» Objective:
Reproduce every line of the records below verbatim, omitting the pictures.

-=-=-

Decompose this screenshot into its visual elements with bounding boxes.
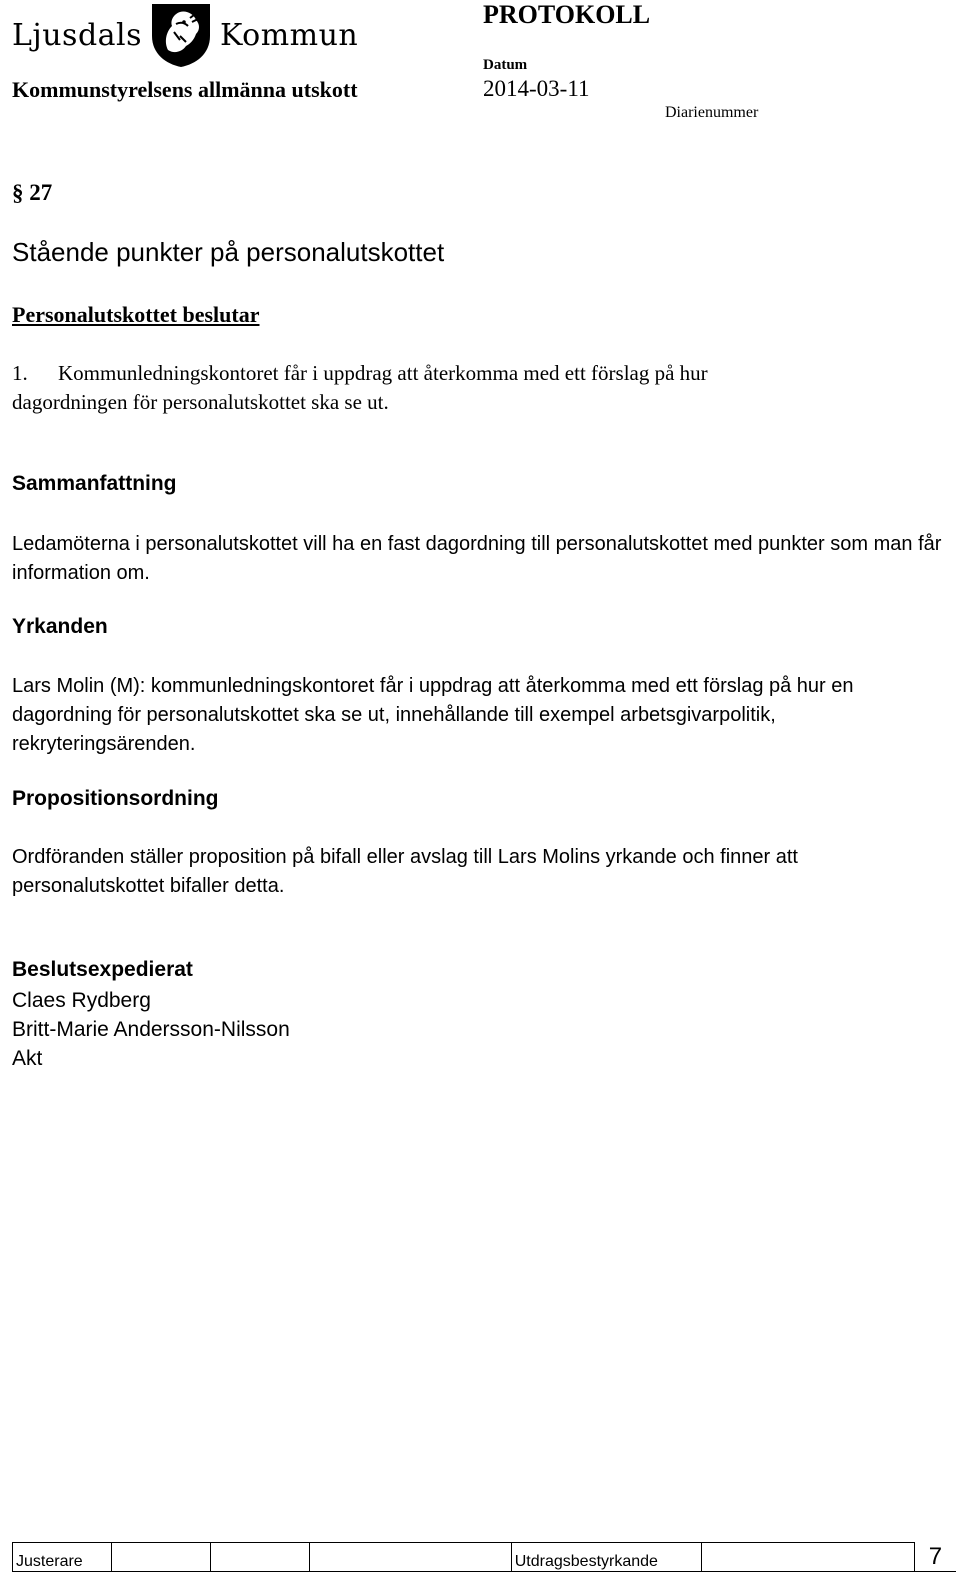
municipality-logo	[12, 0, 358, 70]
logo-word-left: Ljusdals	[12, 17, 143, 53]
diarie-label: Diarienummer	[665, 104, 759, 121]
proposition-heading: Propositionsordning	[12, 787, 219, 810]
committee-name: Kommunstyrelsens allmänna utskott	[12, 77, 358, 102]
paragraph-number: § 27	[12, 180, 53, 205]
page-number: 7	[914, 1543, 956, 1572]
decision-heading: Personalutskottet beslutar	[12, 302, 260, 327]
coat-of-arms-icon	[150, 2, 212, 68]
utdrag-label: Utdragsbestyrkande	[511, 1543, 701, 1572]
logo-word-right: Kommun	[220, 17, 359, 53]
recipient: Claes Rydberg	[12, 989, 151, 1012]
page-title: Stående punkter på personalutskottet	[12, 237, 445, 267]
proposition-text: Ordföranden ställer proposition på bifall eller avslag till Lars Molins yrkande och finner att personalutskottet bifaller detta.	[12, 846, 798, 897]
decision-item	[12, 359, 708, 417]
signature-cell	[310, 1543, 512, 1572]
decision-number: 1.	[12, 361, 28, 385]
recipient: Britt-Marie Andersson-Nilsson	[12, 1018, 290, 1041]
summary-text: Ledamöterna i personalutskottet vill ha en fast dagordning till personalutskottet med punkter som man får information om.	[12, 533, 942, 584]
recipient: Akt	[12, 1047, 43, 1070]
signature-footer	[12, 1542, 956, 1570]
signature-cell	[112, 1543, 211, 1572]
signature-cell	[701, 1543, 914, 1572]
justerare-label: Justerare	[13, 1543, 112, 1572]
signature-cell	[211, 1543, 310, 1572]
date-value: 2014-03-11	[483, 76, 590, 101]
sent-to-heading: Beslutsexpedierat	[12, 958, 193, 981]
date-label: Datum	[483, 57, 528, 73]
claims-heading: Yrkanden	[12, 615, 108, 638]
decision-text-line-2: dagordningen för personalutskottet ska se ut.	[12, 390, 389, 414]
decision-item-line-1	[12, 359, 708, 388]
signature-table	[12, 1542, 956, 1572]
sent-to-list	[12, 986, 290, 1073]
claims-text: Lars Molin (M): kommunledningskontoret får i uppdrag att återkomma med ett förslag på hur en dagordning för personalutskottet ska se ut, innehållande till exempel arbetsgivarpolitik, rekryteringsärenden.	[12, 675, 854, 755]
document-type: PROTOKOLL	[483, 0, 651, 29]
decision-text-line-1: Kommunledningskontoret får i uppdrag att återkomma med ett förslag på hur	[58, 361, 708, 385]
summary-heading: Sammanfattning	[12, 472, 177, 495]
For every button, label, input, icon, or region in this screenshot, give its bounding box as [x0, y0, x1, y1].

-=-=-

» Solution:
Decompose this screenshot into its visual elements with bounding boxes.
municipality-logo	[12, 0, 358, 70]
logo-word-left: Ljusdals	[12, 17, 143, 53]
diarie-label: Diarienummer	[665, 104, 759, 121]
proposition-heading: Propositionsordning	[12, 787, 219, 810]
committee-name: Kommunstyrelsens allmänna utskott	[12, 77, 358, 102]
paragraph-number: § 27	[12, 180, 53, 205]
page-number: 7	[914, 1543, 956, 1572]
decision-heading: Personalutskottet beslutar	[12, 302, 260, 327]
coat-of-arms-icon	[150, 2, 212, 68]
utdrag-label: Utdragsbestyrkande	[511, 1543, 701, 1572]
logo-word-right: Kommun	[220, 17, 359, 53]
recipient: Claes Rydberg	[12, 989, 151, 1012]
page-title: Stående punkter på personalutskottet	[12, 237, 445, 267]
proposition-text: Ordföranden ställer proposition på bifall eller avslag till Lars Molins yrkande och finner att personalutskottet bifaller detta.	[12, 846, 798, 897]
decision-item	[12, 359, 708, 417]
signature-cell	[310, 1543, 512, 1572]
decision-number: 1.	[12, 361, 28, 385]
recipient: Britt-Marie Andersson-Nilsson	[12, 1018, 290, 1041]
summary-text: Ledamöterna i personalutskottet vill ha en fast dagordning till personalutskottet med punkter som man får information om.	[12, 533, 942, 584]
recipient: Akt	[12, 1047, 43, 1070]
signature-footer	[12, 1542, 956, 1570]
signature-cell	[112, 1543, 211, 1572]
signature-cell	[701, 1543, 914, 1572]
justerare-label: Justerare	[13, 1543, 112, 1572]
signature-cell	[211, 1543, 310, 1572]
date-value: 2014-03-11	[483, 76, 590, 101]
sent-to-heading: Beslutsexpedierat	[12, 958, 193, 981]
date-label: Datum	[483, 57, 528, 73]
claims-heading: Yrkanden	[12, 615, 108, 638]
decision-text-line-2: dagordningen för personalutskottet ska se ut.	[12, 390, 389, 414]
decision-item-line-1	[12, 359, 708, 388]
signature-table	[12, 1542, 956, 1572]
sent-to-list	[12, 986, 290, 1073]
claims-text: Lars Molin (M): kommunledningskontoret får i uppdrag att återkomma med ett förslag på hur en dagordning för personalutskottet ska se ut, innehållande till exempel arbetsgivarpolitik, rekryteringsärenden.	[12, 675, 854, 755]
document-type: PROTOKOLL	[483, 0, 651, 29]
decision-text-line-1: Kommunledningskontoret får i uppdrag att återkomma med ett förslag på hur	[58, 361, 708, 385]
summary-heading: Sammanfattning	[12, 472, 177, 495]
For every button, label, input, icon, or region in this screenshot, give its bounding box as [x0, y0, x1, y1].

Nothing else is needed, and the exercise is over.